Stored records:
<<<<

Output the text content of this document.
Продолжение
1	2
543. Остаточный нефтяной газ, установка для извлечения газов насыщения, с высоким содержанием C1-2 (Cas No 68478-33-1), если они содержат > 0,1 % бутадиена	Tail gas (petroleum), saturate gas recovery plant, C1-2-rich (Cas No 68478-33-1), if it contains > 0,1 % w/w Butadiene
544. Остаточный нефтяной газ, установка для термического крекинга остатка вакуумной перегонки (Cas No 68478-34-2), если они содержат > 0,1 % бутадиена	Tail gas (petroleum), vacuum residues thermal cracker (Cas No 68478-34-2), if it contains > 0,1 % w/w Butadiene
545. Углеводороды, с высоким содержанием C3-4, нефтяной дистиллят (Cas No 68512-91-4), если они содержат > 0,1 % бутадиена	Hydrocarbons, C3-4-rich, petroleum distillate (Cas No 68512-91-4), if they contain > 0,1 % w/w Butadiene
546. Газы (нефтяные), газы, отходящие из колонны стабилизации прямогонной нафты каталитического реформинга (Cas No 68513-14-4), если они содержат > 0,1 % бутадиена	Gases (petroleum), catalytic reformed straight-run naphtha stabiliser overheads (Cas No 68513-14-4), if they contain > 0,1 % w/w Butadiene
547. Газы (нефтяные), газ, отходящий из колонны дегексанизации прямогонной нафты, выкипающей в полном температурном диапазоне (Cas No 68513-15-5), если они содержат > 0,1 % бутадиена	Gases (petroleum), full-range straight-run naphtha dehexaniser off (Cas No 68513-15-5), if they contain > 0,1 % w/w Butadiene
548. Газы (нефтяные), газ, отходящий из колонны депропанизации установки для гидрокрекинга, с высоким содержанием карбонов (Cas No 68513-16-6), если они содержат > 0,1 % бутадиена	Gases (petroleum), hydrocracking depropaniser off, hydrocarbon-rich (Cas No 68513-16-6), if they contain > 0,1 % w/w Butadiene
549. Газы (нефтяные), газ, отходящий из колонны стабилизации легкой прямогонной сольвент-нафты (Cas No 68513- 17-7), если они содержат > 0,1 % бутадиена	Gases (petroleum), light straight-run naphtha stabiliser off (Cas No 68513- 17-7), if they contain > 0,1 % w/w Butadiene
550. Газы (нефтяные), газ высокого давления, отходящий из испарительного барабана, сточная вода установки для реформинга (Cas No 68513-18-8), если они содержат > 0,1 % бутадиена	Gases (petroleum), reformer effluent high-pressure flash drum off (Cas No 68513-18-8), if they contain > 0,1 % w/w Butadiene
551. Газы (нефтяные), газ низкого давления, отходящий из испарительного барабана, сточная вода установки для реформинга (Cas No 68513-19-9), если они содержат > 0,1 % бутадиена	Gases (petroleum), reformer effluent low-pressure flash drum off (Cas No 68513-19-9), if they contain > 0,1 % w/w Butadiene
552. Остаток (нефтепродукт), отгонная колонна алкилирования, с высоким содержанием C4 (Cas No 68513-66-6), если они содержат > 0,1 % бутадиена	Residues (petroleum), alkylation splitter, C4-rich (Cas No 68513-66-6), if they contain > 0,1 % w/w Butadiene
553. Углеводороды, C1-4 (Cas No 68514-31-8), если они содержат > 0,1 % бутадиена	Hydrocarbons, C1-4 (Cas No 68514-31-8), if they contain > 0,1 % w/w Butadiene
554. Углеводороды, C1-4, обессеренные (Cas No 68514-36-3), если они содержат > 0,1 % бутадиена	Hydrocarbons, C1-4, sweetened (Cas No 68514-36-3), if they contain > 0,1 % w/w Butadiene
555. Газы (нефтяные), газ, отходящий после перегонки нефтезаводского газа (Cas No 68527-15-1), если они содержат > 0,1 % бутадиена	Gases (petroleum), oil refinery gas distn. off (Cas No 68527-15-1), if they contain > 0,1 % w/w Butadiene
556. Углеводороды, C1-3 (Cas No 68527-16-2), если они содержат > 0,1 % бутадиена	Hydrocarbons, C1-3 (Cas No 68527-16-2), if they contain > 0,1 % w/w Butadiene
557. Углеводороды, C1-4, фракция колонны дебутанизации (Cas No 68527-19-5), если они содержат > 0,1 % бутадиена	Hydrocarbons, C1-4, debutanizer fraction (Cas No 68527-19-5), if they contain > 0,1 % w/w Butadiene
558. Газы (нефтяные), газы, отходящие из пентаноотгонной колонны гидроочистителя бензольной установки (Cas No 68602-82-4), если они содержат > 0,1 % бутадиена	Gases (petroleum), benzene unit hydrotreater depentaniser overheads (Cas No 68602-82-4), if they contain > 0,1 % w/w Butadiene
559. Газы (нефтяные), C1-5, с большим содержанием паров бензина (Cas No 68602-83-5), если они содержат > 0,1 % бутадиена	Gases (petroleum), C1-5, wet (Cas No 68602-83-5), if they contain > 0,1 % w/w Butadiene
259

>>>>

# Written instruction
Copy all the records above exactly, missing none.

# Complete output
Output the text content of this document.
Продолжение
1	2
543. Остаточный нефтяной газ, установка для извлечения газов насыщения, с высоким содержанием C1-2 (Cas No 68478-33-1), если они содержат > 0,1 % бутадиена	Tail gas (petroleum), saturate gas recovery plant, C1-2-rich (Cas No 68478-33-1), if it contains > 0,1 % w/w Butadiene
544. Остаточный нефтяной газ, установка для термического крекинга остатка вакуумной перегонки (Cas No 68478-34-2), если они содержат > 0,1 % бутадиена	Tail gas (petroleum), vacuum residues thermal cracker (Cas No 68478-34-2), if it contains > 0,1 % w/w Butadiene
545. Углеводороды, с высоким содержанием C3-4, нефтяной дистиллят (Cas No 68512-91-4), если они содержат > 0,1 % бутадиена	Hydrocarbons, C3-4-rich, petroleum distillate (Cas No 68512-91-4), if they contain > 0,1 % w/w Butadiene
546. Газы (нефтяные), газы, отходящие из колонны стабилизации прямогонной нафты каталитического реформинга (Cas No 68513-14-4), если они содержат > 0,1 % бутадиена	Gases (petroleum), catalytic reformed straight-run naphtha stabiliser overheads (Cas No 68513-14-4), if they contain > 0,1 % w/w Butadiene
547. Газы (нефтяные), газ, отходящий из колонны дегексанизации прямогонной нафты, выкипающей в полном температурном диапазоне (Cas No 68513-15-5), если они содержат > 0,1 % бутадиена	Gases (petroleum), full-range straight-run naphtha dehexaniser off (Cas No 68513-15-5), if they contain > 0,1 % w/w Butadiene
548. Газы (нефтяные), газ, отходящий из колонны депропанизации установки для гидрокрекинга, с высоким содержанием карбонов (Cas No 68513-16-6), если они содержат > 0,1 % бутадиена	Gases (petroleum), hydrocracking depropaniser off, hydrocarbon-rich (Cas No 68513-16-6), if they contain > 0,1 % w/w Butadiene
549. Газы (нефтяные), газ, отходящий из колонны стабилизации легкой прямогонной сольвент-нафты (Cas No 68513- 17-7), если они содержат > 0,1 % бутадиена	Gases (petroleum), light straight-run naphtha stabiliser off (Cas No 68513- 17-7), if they contain > 0,1 % w/w Butadiene
550. Газы (нефтяные), газ высокого давления, отходящий из испарительного барабана, сточная вода установки для реформинга (Cas No 68513-18-8), если они содержат > 0,1 % бутадиена	Gases (petroleum), reformer effluent high-pressure flash drum off (Cas No 68513-18-8), if they contain > 0,1 % w/w Butadiene
551. Газы (нефтяные), газ низкого давления, отходящий из испарительного барабана, сточная вода установки для реформинга (Cas No 68513-19-9), если они содержат > 0,1 % бутадиена	Gases (petroleum), reformer effluent low-pressure flash drum off (Cas No 68513-19-9), if they contain > 0,1 % w/w Butadiene
552. Остаток (нефтепродукт), отгонная колонна алкилирования, с высоким содержанием C4 (Cas No 68513-66-6), если они содержат > 0,1 % бутадиена	Residues (petroleum), alkylation splitter, C4-rich (Cas No 68513-66-6), if they contain > 0,1 % w/w Butadiene
553. Углеводороды, C1-4 (Cas No 68514-31-8), если они содержат > 0,1 % бутадиена	Hydrocarbons, C1-4 (Cas No 68514-31-8), if they contain > 0,1 % w/w Butadiene
554. Углеводороды, C1-4, обессеренные (Cas No 68514-36-3), если они содержат > 0,1 % бутадиена	Hydrocarbons, C1-4, sweetened (Cas No 68514-36-3), if they contain > 0,1 % w/w Butadiene
555. Газы (нефтяные), газ, отходящий после перегонки нефтезаводского газа (Cas No 68527-15-1), если они содержат > 0,1 % бутадиена	Gases (petroleum), oil refinery gas distn. off (Cas No 68527-15-1), if they contain > 0,1 % w/w Butadiene
556. Углеводороды, C1-3 (Cas No 68527-16-2), если они содержат > 0,1 % бутадиена	Hydrocarbons, C1-3 (Cas No 68527-16-2), if they contain > 0,1 % w/w Butadiene
557. Углеводороды, C1-4, фракция колонны дебутанизации (Cas No 68527-19-5), если они содержат > 0,1 % бутадиена	Hydrocarbons, C1-4, debutanizer fraction (Cas No 68527-19-5), if they contain > 0,1 % w/w Butadiene
558. Газы (нефтяные), газы, отходящие из пентаноотгонной колонны гидроочистителя бензольной установки (Cas No 68602-82-4), если они содержат > 0,1 % бутадиена	Gases (petroleum), benzene unit hydrotreater depentaniser overheads (Cas No 68602-82-4), if they contain > 0,1 % w/w Butadiene
559. Газы (нефтяные), C1-5, с большим содержанием паров бензина (Cas No 68602-83-5), если они содержат > 0,1 % бутадиена	Gases (petroleum), C1-5, wet (Cas No 68602-83-5), if they contain > 0,1 % w/w Butadiene
259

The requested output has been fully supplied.